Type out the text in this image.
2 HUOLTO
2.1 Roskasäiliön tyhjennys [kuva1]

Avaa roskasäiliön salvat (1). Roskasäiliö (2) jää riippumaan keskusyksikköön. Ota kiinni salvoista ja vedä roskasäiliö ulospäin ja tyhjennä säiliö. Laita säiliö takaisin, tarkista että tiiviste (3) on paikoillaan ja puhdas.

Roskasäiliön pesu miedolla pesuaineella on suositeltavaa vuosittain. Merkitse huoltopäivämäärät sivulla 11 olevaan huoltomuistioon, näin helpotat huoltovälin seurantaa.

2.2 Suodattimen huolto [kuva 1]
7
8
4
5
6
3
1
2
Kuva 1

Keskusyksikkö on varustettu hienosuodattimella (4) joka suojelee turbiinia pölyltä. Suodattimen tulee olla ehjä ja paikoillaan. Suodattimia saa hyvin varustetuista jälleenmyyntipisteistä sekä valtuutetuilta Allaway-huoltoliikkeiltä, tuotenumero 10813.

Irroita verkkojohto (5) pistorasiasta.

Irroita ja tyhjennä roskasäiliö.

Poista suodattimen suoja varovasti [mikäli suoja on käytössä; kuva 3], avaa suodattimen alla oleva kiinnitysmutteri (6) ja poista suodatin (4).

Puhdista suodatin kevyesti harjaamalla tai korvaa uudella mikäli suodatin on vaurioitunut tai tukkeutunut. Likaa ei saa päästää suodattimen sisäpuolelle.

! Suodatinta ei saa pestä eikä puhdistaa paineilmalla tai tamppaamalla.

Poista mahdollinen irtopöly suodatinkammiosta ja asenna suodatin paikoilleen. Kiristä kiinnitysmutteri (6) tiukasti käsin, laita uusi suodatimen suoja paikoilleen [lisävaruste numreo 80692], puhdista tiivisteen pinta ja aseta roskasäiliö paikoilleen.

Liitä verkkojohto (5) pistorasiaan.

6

------------------------------------------------

§ DESCRIPTION OF THE TASK
Tally how many lines of the data include the word "verkkojohto". Write the number and nothing else.

§ OUTPUT FOR THIS EXERCISE
2